:: DATA LINES ::

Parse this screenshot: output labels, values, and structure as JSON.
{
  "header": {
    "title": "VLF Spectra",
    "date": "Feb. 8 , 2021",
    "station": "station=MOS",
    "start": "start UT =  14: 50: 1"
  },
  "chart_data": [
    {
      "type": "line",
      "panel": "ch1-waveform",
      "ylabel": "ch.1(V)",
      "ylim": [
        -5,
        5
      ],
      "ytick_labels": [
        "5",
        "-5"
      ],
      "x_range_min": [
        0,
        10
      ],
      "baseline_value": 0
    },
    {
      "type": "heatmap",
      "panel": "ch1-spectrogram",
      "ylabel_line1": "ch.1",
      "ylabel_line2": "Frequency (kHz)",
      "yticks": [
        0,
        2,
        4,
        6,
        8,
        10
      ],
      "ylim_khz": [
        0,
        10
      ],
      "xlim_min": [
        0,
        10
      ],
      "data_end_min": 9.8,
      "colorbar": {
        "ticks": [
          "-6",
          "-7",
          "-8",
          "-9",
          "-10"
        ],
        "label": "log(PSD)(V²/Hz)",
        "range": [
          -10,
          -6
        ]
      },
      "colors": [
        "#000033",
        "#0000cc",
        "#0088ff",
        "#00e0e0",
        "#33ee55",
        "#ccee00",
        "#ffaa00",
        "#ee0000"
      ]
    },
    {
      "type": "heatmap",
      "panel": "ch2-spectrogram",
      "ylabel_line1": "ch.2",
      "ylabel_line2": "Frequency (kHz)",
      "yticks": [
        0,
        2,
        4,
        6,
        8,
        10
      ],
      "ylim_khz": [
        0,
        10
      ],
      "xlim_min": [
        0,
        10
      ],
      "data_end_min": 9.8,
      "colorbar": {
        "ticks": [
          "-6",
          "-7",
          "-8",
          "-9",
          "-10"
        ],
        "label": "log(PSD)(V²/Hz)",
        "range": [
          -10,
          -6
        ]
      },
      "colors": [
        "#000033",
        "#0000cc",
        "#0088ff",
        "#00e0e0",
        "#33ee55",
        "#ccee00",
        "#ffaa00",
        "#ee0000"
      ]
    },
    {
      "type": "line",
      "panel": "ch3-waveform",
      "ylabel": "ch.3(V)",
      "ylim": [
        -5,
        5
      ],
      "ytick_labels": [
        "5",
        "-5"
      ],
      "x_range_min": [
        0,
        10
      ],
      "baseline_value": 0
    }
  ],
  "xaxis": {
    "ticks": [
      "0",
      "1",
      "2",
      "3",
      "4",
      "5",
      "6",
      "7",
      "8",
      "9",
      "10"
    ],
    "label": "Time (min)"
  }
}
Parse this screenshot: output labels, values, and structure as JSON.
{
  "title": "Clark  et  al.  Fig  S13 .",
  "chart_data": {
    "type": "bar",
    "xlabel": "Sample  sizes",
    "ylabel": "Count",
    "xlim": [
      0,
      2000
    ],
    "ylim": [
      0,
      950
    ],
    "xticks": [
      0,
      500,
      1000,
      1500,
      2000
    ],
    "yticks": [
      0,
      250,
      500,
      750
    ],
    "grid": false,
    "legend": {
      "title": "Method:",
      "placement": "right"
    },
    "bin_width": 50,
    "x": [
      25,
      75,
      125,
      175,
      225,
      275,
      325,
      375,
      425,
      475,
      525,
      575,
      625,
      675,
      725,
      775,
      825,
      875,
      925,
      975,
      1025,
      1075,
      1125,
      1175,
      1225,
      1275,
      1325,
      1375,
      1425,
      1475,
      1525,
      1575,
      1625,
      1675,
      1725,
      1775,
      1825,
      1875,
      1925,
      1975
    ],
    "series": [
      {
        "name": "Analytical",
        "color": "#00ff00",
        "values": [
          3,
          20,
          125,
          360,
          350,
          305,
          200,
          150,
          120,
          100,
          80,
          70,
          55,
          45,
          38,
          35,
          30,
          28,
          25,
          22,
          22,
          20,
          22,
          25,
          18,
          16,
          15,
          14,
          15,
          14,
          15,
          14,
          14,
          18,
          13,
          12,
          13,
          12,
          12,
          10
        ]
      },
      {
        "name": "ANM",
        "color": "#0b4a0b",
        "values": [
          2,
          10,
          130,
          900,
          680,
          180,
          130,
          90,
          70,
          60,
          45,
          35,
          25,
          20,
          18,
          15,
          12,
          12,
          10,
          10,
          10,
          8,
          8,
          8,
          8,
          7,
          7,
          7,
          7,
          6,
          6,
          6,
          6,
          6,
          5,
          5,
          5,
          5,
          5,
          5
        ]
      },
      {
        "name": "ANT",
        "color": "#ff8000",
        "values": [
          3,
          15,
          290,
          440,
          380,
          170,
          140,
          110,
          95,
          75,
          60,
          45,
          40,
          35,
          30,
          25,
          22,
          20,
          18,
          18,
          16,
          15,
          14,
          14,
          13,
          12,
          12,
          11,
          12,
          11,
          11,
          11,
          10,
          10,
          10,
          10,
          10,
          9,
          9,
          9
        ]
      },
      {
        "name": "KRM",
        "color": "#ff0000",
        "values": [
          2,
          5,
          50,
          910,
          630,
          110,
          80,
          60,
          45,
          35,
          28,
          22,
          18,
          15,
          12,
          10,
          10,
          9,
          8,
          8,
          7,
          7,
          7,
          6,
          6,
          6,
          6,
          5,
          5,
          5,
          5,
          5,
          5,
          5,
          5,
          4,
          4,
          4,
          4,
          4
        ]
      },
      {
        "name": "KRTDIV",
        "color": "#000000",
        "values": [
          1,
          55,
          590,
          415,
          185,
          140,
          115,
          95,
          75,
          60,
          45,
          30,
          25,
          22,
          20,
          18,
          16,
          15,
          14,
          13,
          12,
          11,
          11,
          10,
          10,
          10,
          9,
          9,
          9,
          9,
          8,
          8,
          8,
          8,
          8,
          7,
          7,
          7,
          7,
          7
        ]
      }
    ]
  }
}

:::
:: DATA LINES ::

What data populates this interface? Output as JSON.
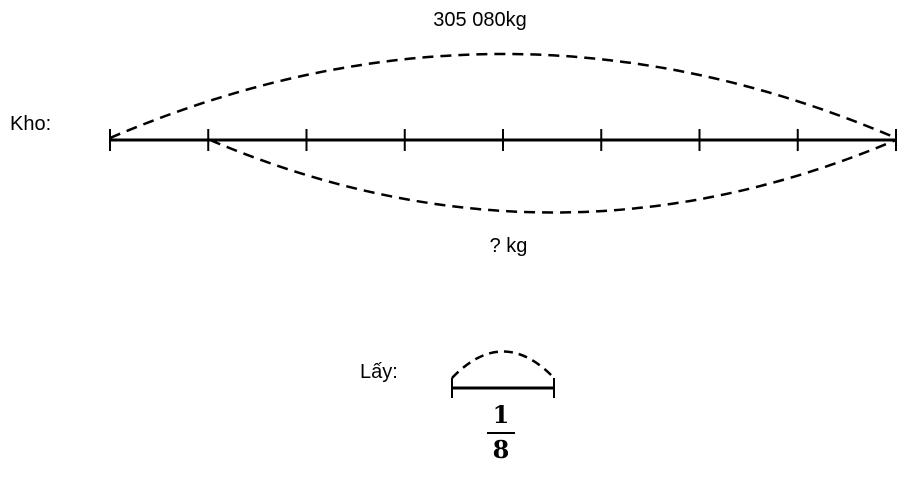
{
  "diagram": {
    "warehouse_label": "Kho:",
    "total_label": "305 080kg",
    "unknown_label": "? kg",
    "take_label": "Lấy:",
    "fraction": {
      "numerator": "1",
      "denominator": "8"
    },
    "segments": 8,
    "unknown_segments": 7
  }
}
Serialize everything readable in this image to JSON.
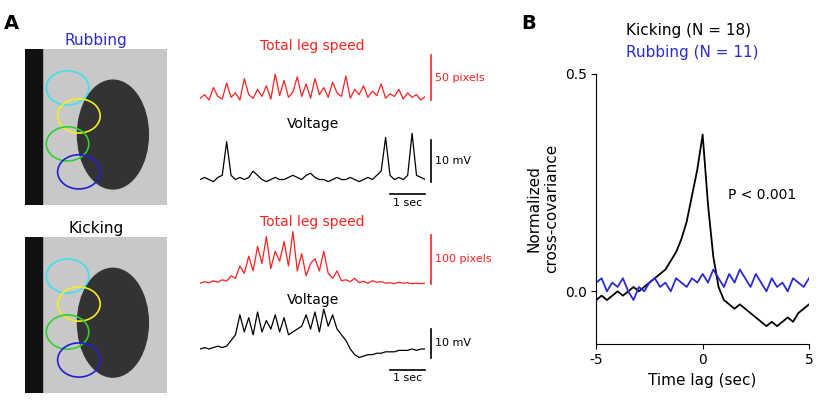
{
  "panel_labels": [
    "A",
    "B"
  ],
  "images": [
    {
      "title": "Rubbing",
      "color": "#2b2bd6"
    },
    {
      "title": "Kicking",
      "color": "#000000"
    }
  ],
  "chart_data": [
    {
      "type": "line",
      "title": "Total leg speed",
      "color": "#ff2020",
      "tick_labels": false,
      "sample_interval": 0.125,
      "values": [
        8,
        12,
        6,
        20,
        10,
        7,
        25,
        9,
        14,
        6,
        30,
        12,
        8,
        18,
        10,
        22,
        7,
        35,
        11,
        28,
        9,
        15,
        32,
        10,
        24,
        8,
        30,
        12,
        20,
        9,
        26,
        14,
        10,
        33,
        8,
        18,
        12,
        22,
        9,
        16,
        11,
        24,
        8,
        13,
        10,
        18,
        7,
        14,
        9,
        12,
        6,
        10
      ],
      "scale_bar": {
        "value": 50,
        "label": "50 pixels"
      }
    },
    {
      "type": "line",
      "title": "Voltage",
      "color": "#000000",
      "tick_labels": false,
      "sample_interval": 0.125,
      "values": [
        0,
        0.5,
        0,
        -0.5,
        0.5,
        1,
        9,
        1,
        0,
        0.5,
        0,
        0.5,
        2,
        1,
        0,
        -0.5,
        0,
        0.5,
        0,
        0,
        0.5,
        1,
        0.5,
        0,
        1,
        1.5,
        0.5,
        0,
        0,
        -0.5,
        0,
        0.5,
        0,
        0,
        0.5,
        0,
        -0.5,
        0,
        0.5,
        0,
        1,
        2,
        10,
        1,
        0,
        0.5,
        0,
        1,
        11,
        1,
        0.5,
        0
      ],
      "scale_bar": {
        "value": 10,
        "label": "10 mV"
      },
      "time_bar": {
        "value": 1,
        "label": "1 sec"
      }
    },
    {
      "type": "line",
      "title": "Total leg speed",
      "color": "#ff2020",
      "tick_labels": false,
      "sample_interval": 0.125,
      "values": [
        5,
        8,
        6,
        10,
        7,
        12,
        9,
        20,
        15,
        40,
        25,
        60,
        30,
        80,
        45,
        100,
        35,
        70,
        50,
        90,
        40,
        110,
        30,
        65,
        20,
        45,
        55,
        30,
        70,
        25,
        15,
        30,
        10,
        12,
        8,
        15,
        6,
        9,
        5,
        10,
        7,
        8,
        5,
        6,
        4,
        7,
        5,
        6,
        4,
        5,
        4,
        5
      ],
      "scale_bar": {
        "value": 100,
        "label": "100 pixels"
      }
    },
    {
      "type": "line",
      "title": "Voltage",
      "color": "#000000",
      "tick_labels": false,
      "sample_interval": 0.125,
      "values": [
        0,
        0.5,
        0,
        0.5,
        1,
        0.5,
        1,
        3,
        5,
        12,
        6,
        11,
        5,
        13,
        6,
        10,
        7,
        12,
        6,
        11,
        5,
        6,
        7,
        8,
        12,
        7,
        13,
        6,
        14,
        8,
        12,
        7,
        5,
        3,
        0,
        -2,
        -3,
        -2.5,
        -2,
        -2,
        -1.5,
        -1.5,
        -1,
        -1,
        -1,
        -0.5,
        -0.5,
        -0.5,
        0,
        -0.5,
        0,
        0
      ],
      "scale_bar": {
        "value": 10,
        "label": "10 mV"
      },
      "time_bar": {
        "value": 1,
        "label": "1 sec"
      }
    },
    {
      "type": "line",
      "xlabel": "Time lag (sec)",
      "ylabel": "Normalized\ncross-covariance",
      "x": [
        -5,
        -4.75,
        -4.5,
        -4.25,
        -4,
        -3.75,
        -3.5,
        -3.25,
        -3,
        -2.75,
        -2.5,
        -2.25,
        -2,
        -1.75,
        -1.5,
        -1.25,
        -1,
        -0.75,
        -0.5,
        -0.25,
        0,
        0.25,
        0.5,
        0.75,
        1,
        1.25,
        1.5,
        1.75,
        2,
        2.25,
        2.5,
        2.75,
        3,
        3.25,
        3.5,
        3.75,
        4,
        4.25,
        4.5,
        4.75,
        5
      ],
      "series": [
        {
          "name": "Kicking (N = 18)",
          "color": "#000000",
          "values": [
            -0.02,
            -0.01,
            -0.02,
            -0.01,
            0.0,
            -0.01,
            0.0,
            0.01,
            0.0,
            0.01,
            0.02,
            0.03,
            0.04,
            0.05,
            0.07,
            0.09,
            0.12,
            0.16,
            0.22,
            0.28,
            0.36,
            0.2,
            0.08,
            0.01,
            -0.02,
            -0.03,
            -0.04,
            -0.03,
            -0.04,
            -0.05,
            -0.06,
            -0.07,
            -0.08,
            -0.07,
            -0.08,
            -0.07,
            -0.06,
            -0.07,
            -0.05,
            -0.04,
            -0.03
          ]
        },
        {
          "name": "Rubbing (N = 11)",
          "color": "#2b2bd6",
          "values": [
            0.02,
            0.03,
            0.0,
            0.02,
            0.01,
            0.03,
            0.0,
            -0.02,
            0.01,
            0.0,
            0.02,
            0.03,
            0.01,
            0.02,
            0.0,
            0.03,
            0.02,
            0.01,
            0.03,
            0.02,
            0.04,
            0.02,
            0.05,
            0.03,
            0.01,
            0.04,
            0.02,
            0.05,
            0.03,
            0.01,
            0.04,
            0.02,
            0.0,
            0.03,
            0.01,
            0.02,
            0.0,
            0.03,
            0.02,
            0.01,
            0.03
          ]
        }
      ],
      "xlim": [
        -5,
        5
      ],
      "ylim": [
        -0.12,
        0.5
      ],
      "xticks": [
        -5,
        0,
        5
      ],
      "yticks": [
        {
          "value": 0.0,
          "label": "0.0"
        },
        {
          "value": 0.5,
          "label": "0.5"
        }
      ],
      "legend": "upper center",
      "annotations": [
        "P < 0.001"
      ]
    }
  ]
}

:::
:: DATA LINES ::

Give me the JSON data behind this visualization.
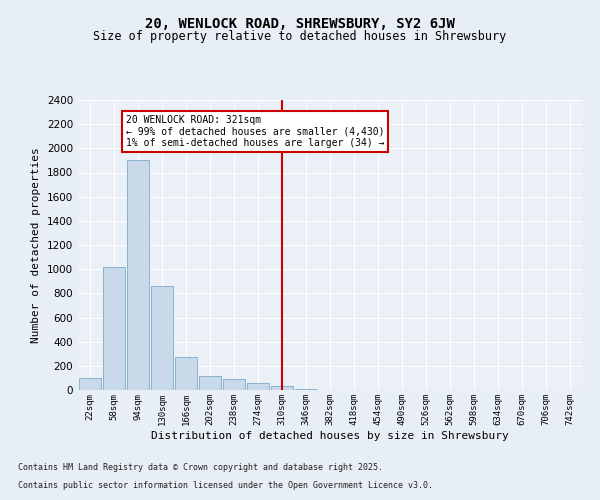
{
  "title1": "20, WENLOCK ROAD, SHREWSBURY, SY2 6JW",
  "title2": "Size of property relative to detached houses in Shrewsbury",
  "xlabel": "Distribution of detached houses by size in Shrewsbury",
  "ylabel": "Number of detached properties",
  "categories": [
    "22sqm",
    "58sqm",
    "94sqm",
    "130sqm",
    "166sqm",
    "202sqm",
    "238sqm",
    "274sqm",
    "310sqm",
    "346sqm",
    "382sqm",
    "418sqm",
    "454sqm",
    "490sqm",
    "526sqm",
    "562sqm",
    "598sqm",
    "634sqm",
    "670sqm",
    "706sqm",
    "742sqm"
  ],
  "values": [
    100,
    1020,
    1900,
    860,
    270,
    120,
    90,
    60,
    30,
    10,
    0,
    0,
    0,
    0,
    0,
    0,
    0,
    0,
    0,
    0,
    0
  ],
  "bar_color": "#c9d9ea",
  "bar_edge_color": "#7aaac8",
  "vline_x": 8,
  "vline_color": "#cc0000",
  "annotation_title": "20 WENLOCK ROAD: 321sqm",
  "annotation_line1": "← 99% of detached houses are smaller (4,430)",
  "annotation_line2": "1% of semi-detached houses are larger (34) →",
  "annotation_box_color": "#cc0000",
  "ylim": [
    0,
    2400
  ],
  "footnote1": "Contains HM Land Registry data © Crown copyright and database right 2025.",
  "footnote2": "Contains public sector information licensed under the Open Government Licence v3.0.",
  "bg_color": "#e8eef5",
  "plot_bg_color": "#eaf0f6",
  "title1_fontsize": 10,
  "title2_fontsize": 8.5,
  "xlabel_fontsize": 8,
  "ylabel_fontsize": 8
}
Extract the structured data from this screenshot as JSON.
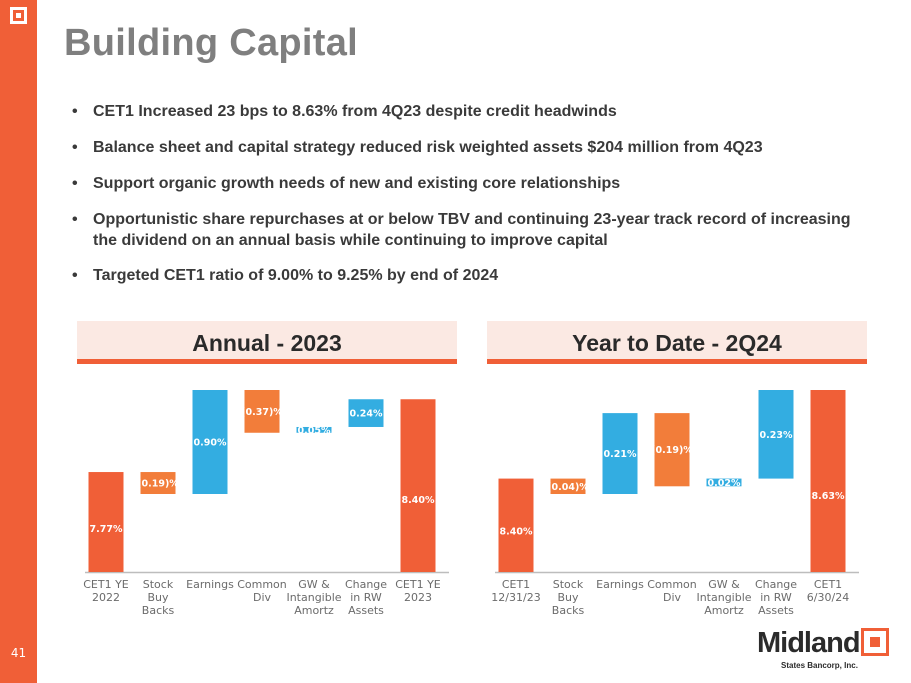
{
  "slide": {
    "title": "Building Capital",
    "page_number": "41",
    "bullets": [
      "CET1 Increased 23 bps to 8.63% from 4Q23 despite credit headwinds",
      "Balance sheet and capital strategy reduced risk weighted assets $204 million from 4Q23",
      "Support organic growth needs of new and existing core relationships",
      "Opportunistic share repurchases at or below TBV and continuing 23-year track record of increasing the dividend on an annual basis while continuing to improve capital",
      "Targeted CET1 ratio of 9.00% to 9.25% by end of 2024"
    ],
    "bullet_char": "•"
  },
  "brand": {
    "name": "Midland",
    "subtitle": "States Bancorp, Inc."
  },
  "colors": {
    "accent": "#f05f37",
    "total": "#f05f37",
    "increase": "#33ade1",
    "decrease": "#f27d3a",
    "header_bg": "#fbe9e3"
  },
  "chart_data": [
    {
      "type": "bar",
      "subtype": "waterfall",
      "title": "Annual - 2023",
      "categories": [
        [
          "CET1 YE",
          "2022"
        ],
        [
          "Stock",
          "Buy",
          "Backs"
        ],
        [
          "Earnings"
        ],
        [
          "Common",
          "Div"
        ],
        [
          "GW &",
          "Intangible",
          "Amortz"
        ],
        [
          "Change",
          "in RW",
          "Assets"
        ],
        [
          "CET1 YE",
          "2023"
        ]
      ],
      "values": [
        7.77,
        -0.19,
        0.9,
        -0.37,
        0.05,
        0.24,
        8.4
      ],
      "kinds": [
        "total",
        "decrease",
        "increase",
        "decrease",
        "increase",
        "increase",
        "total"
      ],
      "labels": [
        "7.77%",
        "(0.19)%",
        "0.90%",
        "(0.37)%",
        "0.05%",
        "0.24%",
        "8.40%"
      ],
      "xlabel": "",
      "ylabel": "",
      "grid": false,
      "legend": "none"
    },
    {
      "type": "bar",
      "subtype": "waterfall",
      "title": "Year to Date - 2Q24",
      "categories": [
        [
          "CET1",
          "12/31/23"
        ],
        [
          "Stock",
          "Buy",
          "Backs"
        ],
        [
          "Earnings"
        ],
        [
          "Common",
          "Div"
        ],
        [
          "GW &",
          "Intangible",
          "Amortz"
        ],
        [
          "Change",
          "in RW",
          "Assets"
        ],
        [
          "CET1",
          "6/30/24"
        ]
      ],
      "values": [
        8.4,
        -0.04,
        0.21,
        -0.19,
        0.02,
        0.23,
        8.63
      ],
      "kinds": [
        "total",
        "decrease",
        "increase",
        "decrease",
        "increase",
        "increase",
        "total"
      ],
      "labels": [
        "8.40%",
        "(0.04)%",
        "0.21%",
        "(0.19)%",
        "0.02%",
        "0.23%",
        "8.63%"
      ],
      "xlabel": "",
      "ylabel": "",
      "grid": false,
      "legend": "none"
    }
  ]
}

:::

● **TASK DIRECTIONS**
Show all lines in the entries above where the word "legend" appears.

● **RESULT FOR THIS TASK**
    "legend": {
      "legend": "upper center",
      "legend": "none"
      "legend": "none"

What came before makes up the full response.